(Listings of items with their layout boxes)

--- BEGIN ---

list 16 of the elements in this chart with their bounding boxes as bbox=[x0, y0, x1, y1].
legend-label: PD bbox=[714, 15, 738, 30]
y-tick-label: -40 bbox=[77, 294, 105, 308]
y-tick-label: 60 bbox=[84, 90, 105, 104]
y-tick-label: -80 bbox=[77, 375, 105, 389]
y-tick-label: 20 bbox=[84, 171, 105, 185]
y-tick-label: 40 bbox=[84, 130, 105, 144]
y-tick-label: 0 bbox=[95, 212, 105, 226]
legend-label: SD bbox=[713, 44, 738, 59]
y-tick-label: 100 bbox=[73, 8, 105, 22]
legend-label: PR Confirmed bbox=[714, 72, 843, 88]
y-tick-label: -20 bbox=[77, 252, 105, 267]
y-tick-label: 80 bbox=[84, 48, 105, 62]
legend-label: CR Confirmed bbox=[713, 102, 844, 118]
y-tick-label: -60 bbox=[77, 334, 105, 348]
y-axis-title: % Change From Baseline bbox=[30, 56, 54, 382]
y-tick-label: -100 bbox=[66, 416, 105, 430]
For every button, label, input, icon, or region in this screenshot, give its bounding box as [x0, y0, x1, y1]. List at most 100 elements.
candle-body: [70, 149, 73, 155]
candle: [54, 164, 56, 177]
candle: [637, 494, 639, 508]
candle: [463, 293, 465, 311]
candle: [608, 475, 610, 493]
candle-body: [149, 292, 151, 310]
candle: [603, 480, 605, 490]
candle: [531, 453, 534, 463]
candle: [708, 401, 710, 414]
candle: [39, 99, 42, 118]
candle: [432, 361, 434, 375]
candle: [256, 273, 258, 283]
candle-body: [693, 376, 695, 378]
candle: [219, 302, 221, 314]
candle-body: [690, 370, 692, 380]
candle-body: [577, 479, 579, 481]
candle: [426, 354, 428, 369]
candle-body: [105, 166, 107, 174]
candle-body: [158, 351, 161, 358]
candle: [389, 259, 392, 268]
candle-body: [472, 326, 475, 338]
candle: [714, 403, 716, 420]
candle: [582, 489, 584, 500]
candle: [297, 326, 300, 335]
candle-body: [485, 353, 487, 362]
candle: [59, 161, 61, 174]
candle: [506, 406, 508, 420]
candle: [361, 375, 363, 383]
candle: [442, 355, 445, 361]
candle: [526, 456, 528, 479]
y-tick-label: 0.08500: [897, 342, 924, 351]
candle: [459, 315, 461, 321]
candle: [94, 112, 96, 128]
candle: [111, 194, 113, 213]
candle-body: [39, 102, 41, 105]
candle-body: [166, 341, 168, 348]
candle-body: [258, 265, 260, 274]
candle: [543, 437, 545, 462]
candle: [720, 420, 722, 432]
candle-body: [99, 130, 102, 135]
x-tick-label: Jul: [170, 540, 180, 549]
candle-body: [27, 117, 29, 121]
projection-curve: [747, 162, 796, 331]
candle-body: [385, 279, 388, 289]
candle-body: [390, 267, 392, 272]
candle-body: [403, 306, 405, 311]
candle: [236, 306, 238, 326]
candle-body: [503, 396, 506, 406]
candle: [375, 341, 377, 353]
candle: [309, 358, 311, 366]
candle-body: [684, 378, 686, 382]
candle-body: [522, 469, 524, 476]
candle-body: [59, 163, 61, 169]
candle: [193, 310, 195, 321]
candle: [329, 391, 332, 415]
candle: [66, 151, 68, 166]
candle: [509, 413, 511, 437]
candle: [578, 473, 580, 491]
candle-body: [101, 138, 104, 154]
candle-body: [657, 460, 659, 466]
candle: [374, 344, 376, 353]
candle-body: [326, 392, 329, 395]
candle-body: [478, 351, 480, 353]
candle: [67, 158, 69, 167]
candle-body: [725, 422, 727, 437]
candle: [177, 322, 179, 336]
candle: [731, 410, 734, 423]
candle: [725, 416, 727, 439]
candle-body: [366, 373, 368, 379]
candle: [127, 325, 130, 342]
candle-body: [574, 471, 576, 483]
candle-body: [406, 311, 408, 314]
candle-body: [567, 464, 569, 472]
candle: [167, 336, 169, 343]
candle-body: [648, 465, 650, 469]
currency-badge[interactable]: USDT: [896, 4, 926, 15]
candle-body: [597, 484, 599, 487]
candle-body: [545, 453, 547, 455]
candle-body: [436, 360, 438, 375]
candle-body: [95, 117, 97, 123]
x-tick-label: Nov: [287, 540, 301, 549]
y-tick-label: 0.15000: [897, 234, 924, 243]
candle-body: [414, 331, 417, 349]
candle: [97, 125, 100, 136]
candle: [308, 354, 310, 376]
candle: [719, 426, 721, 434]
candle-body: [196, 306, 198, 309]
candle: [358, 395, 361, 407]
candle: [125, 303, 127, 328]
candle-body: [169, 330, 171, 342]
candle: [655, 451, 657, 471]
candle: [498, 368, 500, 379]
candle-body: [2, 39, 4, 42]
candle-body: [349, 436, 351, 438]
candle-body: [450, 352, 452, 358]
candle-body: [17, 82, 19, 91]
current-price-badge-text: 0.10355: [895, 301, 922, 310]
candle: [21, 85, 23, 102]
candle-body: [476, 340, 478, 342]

--- END ---

• Required work: Can you retype every one of the items above, line for line, without changing a single character?

• Solution to this problem:
list 16 of the elements in this chart with their bounding boxes as bbox=[x0, y0, x1, y1].
legend-label: PD bbox=[714, 15, 738, 30]
y-tick-label: -40 bbox=[77, 294, 105, 308]
y-tick-label: 60 bbox=[84, 90, 105, 104]
y-tick-label: -80 bbox=[77, 375, 105, 389]
y-tick-label: 20 bbox=[84, 171, 105, 185]
y-tick-label: 40 bbox=[84, 130, 105, 144]
y-tick-label: 0 bbox=[95, 212, 105, 226]
legend-label: SD bbox=[713, 44, 738, 59]
y-tick-label: 100 bbox=[73, 8, 105, 22]
legend-label: PR Confirmed bbox=[714, 72, 843, 88]
y-tick-label: -20 bbox=[77, 252, 105, 267]
y-tick-label: 80 bbox=[84, 48, 105, 62]
legend-label: CR Confirmed bbox=[713, 102, 844, 118]
y-tick-label: -60 bbox=[77, 334, 105, 348]
y-axis-title: % Change From Baseline bbox=[30, 56, 54, 382]
y-tick-label: -100 bbox=[66, 416, 105, 430]
For every button, label, input, icon, or region in this screenshot, give its bounding box as [x0, y0, x1, y1]. List at most 100 elements.
candle-body: [70, 149, 73, 155]
candle: [54, 164, 56, 177]
candle: [637, 494, 639, 508]
candle: [463, 293, 465, 311]
candle: [608, 475, 610, 493]
candle-body: [149, 292, 151, 310]
candle: [603, 480, 605, 490]
candle: [531, 453, 534, 463]
candle: [708, 401, 710, 414]
candle: [39, 99, 42, 118]
candle: [432, 361, 434, 375]
candle: [256, 273, 258, 283]
candle-body: [693, 376, 695, 378]
candle: [219, 302, 221, 314]
candle-body: [690, 370, 692, 380]
candle-body: [577, 479, 579, 481]
candle: [426, 354, 428, 369]
candle-body: [105, 166, 107, 174]
candle-body: [158, 351, 161, 358]
candle: [389, 259, 392, 268]
candle-body: [472, 326, 475, 338]
candle: [714, 403, 716, 420]
candle: [582, 489, 584, 500]
candle: [297, 326, 300, 335]
candle-body: [485, 353, 487, 362]
candle: [59, 161, 61, 174]
candle: [506, 406, 508, 420]
candle: [361, 375, 363, 383]
candle: [442, 355, 445, 361]
candle: [526, 456, 528, 479]
y-tick-label: 0.08500: [897, 342, 924, 351]
candle: [459, 315, 461, 321]
candle: [94, 112, 96, 128]
candle: [111, 194, 113, 213]
candle-body: [39, 102, 41, 105]
candle-body: [166, 341, 168, 348]
candle-body: [258, 265, 260, 274]
candle: [543, 437, 545, 462]
candle: [720, 420, 722, 432]
candle-body: [99, 130, 102, 135]
x-tick-label: Jul: [170, 540, 180, 549]
candle-body: [27, 117, 29, 121]
projection-curve: [747, 162, 796, 331]
candle-body: [385, 279, 388, 289]
candle-body: [390, 267, 392, 272]
candle-body: [403, 306, 405, 311]
candle: [236, 306, 238, 326]
candle-body: [503, 396, 506, 406]
candle: [375, 341, 377, 353]
candle: [309, 358, 311, 366]
candle-body: [684, 378, 686, 382]
candle-body: [522, 469, 524, 476]
candle-body: [59, 163, 61, 169]
candle: [193, 310, 195, 321]
candle: [329, 391, 332, 415]
candle: [66, 151, 68, 166]
candle: [509, 413, 511, 437]
candle: [578, 473, 580, 491]
candle-body: [101, 138, 104, 154]
candle-body: [657, 460, 659, 466]
candle: [374, 344, 376, 353]
candle-body: [326, 392, 329, 395]
candle-body: [478, 351, 480, 353]
candle: [67, 158, 69, 167]
candle-body: [725, 422, 727, 437]
candle: [177, 322, 179, 336]
candle: [731, 410, 734, 423]
candle: [725, 416, 727, 439]
candle-body: [366, 373, 368, 379]
candle: [127, 325, 130, 342]
candle-body: [574, 471, 576, 483]
candle-body: [406, 311, 408, 314]
candle-body: [567, 464, 569, 472]
candle: [167, 336, 169, 343]
candle-body: [648, 465, 650, 469]
currency-badge[interactable]: USDT: [896, 4, 926, 15]
candle-body: [597, 484, 599, 487]
candle-body: [545, 453, 547, 455]
candle-body: [436, 360, 438, 375]
candle-body: [95, 117, 97, 123]
x-tick-label: Nov: [287, 540, 301, 549]
y-tick-label: 0.15000: [897, 234, 924, 243]
candle-body: [414, 331, 417, 349]
candle: [97, 125, 100, 136]
candle: [308, 354, 310, 376]
candle: [719, 426, 721, 434]
candle-body: [196, 306, 198, 309]
candle: [358, 395, 361, 407]
candle: [125, 303, 127, 328]
candle-body: [169, 330, 171, 342]
candle: [655, 451, 657, 471]
candle: [498, 368, 500, 379]
candle-body: [2, 39, 4, 42]
candle-body: [349, 436, 351, 438]
candle-body: [450, 352, 452, 358]
candle-body: [17, 82, 19, 91]
current-price-badge-text: 0.10355: [895, 301, 922, 310]
candle: [21, 85, 23, 102]
candle-body: [476, 340, 478, 342]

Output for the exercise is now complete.